**Record set**

···

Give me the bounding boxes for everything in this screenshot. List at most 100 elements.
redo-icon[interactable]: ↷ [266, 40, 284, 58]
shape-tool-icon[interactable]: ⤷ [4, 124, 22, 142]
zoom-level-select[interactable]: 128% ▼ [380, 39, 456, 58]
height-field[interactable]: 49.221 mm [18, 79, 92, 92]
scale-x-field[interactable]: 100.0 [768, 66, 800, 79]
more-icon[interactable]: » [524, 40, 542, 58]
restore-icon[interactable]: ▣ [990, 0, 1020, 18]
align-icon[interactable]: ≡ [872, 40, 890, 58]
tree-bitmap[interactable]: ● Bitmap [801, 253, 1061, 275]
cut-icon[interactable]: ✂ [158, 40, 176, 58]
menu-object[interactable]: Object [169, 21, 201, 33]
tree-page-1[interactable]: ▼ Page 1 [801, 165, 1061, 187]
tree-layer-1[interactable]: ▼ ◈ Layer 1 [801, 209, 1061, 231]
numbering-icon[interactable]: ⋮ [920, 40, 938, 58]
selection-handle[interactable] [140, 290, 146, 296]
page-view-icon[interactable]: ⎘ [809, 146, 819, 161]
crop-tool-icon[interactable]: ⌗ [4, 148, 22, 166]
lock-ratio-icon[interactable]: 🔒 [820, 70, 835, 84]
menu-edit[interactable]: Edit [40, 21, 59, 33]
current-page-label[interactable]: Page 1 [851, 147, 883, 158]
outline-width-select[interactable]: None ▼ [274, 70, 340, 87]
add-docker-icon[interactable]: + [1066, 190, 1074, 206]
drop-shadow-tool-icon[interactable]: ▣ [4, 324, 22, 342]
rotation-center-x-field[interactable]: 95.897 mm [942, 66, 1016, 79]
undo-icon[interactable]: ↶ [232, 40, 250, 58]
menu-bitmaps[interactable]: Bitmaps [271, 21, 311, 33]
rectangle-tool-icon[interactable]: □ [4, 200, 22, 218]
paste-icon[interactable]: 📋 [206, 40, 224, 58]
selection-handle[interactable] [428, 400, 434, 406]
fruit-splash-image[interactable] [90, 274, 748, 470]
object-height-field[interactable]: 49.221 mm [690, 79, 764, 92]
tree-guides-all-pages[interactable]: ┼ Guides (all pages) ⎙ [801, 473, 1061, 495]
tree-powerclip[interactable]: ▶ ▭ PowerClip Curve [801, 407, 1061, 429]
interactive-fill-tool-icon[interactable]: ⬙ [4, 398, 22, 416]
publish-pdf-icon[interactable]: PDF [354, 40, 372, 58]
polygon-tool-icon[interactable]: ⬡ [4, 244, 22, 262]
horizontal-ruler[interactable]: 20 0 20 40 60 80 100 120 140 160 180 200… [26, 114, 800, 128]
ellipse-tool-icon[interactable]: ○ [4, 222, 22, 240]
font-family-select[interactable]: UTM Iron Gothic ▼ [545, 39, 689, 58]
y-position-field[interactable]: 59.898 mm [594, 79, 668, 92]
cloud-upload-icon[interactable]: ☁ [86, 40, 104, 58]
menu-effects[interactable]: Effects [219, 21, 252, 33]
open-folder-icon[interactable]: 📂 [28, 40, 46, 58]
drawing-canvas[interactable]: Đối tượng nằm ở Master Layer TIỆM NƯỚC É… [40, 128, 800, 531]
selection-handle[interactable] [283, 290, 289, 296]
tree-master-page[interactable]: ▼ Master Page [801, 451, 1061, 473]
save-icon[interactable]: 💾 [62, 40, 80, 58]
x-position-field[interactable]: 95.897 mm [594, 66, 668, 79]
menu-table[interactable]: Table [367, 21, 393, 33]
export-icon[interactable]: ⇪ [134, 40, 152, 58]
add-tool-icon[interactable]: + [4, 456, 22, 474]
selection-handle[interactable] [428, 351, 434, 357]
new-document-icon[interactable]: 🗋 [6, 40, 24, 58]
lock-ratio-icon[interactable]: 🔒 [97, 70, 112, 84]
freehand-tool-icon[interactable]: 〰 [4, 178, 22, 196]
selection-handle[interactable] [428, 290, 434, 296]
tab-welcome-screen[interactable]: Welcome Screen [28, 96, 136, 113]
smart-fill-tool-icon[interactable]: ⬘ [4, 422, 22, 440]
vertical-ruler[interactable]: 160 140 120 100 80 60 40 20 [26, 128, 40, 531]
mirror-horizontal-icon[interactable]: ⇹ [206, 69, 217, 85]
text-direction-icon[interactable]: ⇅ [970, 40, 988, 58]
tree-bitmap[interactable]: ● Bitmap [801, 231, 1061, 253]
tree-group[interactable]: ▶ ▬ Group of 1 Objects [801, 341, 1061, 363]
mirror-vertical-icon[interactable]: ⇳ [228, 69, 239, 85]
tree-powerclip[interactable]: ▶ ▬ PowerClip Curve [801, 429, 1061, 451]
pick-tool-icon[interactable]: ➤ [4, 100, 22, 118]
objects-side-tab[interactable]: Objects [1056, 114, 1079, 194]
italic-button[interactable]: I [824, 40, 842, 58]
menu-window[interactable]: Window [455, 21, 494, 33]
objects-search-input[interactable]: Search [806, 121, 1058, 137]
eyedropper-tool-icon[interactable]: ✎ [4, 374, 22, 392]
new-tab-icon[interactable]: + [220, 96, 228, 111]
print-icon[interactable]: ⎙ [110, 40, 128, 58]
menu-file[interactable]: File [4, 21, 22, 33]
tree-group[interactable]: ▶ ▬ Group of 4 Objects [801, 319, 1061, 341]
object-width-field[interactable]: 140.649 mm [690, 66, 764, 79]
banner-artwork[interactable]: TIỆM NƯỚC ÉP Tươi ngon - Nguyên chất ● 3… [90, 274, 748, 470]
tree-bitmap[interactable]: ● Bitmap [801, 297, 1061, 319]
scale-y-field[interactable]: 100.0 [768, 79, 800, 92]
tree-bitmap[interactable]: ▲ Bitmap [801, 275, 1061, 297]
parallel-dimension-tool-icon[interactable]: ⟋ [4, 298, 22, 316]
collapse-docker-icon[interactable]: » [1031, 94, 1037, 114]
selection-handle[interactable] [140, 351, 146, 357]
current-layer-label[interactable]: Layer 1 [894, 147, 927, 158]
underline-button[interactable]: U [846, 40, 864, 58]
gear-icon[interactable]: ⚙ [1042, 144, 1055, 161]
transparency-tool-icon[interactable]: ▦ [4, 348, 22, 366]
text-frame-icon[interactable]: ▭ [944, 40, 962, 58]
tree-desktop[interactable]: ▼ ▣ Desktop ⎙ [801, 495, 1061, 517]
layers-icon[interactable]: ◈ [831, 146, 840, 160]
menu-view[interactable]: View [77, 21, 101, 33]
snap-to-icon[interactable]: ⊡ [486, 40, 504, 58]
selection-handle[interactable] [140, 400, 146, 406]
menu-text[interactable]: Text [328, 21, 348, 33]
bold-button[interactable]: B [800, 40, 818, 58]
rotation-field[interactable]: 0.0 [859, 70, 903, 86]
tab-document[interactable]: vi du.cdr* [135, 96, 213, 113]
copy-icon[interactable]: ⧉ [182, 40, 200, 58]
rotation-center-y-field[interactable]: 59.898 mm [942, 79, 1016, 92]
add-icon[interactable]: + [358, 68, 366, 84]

···

**What the task requires**
Quote the entries above word for word, from the beginning up to and including the line that contains "align-icon[interactable]: ≡ [872, 40, 890, 58]".

**Result below**
Give me the bounding boxes for everything in this screenshot. List at most 100 elements.
redo-icon[interactable]: ↷ [266, 40, 284, 58]
shape-tool-icon[interactable]: ⤷ [4, 124, 22, 142]
zoom-level-select[interactable]: 128% ▼ [380, 39, 456, 58]
height-field[interactable]: 49.221 mm [18, 79, 92, 92]
scale-x-field[interactable]: 100.0 [768, 66, 800, 79]
more-icon[interactable]: » [524, 40, 542, 58]
restore-icon[interactable]: ▣ [990, 0, 1020, 18]
align-icon[interactable]: ≡ [872, 40, 890, 58]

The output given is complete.